**What you are asked to do**
Copy each line below that contains "object".

**Data rows**
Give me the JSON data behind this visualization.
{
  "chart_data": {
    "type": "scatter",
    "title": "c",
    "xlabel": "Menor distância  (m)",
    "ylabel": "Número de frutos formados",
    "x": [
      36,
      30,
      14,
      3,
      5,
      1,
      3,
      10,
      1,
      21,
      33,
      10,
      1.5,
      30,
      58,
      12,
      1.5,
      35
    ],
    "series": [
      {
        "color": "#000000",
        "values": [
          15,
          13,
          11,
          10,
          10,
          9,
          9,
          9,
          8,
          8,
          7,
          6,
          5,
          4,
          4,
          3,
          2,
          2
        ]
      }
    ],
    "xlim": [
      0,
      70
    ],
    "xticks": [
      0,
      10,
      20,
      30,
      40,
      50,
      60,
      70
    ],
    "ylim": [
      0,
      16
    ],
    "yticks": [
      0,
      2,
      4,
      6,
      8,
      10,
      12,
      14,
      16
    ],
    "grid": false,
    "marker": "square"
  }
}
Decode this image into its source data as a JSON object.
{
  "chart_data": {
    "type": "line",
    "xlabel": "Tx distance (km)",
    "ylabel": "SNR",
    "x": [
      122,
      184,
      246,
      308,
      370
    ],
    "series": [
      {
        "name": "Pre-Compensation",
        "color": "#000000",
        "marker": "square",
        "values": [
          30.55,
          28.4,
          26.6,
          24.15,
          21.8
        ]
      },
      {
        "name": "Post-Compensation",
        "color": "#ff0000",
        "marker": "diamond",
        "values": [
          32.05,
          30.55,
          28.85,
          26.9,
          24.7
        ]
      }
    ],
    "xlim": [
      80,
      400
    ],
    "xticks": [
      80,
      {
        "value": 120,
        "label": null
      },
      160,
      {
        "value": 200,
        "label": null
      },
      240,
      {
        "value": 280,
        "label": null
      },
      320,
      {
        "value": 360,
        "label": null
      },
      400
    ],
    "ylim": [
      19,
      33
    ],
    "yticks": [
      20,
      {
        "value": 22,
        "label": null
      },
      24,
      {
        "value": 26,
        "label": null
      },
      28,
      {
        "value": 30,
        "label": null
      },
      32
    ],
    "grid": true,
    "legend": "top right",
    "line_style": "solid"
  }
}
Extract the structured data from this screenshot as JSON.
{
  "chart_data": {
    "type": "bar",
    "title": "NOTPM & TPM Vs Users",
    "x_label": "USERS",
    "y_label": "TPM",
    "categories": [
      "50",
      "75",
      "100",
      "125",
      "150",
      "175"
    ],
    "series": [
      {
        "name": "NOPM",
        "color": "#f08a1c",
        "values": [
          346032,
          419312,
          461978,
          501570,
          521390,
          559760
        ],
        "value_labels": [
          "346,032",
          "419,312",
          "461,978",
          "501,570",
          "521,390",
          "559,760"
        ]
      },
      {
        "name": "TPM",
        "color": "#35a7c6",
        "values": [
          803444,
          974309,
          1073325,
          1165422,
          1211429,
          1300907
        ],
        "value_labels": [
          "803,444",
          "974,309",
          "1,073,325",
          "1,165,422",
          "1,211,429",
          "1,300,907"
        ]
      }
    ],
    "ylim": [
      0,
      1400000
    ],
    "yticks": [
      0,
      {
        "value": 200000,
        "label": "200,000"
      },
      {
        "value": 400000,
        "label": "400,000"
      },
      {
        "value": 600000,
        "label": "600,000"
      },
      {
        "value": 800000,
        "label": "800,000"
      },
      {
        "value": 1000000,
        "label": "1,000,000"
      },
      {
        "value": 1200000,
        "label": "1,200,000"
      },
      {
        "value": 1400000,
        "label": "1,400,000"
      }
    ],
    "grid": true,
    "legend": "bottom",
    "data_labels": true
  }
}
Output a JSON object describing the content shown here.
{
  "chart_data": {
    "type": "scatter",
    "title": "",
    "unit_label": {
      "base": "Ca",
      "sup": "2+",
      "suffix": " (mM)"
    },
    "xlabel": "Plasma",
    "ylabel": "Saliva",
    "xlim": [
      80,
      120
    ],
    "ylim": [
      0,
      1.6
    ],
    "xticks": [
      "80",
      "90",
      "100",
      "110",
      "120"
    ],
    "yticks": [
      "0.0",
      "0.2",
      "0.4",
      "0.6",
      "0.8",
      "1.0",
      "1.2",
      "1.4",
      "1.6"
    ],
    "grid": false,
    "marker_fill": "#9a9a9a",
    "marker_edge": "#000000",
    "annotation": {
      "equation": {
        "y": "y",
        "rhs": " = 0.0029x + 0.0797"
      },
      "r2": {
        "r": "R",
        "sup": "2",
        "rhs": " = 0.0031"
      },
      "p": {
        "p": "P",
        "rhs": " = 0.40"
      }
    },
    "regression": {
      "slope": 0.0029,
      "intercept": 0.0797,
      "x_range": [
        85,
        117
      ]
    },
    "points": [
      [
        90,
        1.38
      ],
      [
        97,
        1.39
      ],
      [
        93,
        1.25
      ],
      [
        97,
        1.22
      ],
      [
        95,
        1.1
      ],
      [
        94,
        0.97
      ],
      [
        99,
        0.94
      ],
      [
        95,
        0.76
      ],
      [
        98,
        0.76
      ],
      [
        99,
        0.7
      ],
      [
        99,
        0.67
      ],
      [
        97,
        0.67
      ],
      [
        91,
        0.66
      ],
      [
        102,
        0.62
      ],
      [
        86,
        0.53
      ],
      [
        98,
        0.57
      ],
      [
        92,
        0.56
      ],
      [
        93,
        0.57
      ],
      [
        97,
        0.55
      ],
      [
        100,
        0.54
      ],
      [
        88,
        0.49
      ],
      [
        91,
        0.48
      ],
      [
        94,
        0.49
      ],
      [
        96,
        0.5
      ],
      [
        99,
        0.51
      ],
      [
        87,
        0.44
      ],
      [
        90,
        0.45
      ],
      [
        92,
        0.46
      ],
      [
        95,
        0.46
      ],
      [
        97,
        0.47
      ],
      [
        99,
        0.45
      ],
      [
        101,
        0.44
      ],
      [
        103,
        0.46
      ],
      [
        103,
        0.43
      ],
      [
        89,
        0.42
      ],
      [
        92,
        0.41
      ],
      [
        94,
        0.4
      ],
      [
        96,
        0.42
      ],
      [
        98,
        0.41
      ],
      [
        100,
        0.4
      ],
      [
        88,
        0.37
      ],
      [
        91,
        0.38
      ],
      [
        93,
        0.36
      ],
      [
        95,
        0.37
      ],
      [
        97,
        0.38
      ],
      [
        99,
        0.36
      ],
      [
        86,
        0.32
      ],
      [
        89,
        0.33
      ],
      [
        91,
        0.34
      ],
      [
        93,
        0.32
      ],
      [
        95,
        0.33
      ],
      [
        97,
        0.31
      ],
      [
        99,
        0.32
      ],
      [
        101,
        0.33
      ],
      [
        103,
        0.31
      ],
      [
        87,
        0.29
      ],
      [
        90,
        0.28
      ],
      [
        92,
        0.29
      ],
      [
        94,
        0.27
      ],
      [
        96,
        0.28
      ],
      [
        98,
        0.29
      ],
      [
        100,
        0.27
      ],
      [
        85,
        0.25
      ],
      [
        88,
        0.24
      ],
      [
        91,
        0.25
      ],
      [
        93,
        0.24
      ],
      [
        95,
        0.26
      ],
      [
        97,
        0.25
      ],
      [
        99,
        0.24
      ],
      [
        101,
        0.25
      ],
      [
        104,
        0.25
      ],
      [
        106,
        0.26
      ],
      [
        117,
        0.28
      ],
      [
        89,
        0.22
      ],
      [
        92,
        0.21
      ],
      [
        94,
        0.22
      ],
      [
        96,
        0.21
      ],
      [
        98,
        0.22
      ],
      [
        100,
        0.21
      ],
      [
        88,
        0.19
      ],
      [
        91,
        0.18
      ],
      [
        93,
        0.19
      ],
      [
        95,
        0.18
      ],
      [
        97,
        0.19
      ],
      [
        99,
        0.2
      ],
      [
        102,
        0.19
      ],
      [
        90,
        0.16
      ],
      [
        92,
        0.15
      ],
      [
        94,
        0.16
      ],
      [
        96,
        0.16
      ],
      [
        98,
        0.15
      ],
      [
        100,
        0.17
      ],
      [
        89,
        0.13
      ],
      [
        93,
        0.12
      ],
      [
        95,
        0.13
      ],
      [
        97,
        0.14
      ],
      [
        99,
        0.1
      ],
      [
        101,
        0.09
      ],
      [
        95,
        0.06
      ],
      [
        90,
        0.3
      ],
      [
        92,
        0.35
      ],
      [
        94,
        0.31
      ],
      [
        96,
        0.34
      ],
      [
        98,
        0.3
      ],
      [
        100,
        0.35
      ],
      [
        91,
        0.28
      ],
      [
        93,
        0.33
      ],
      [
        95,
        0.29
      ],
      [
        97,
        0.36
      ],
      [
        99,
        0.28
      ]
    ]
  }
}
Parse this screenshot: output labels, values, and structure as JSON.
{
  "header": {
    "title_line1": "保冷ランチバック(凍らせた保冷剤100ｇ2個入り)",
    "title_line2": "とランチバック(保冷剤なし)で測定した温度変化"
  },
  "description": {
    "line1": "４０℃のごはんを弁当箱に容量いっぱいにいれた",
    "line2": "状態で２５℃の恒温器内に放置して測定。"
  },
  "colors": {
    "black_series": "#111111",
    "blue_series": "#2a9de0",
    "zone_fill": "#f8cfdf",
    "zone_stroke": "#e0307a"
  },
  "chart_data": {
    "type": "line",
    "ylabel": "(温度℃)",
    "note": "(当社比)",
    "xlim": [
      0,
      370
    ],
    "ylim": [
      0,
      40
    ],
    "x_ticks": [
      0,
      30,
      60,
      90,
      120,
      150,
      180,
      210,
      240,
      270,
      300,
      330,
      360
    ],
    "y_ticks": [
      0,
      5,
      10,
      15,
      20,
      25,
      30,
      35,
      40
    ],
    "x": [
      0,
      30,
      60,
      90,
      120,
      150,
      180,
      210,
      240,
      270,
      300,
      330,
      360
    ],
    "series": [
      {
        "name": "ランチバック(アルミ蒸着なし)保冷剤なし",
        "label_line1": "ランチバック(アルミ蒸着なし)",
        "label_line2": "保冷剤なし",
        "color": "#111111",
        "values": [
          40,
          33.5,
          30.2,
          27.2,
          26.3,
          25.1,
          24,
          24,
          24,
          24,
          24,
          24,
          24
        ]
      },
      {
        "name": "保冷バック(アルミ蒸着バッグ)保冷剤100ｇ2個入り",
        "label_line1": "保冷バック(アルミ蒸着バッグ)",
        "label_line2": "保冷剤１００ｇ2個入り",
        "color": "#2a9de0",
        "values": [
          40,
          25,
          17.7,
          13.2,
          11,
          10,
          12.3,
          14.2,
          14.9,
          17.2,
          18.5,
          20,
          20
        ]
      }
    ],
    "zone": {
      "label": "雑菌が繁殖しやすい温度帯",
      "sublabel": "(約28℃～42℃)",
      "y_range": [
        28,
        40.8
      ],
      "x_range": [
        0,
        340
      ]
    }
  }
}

**Output for this exercise**
Decode this image into its source data as a JSON object.
Output a JSON object describing the content shown here.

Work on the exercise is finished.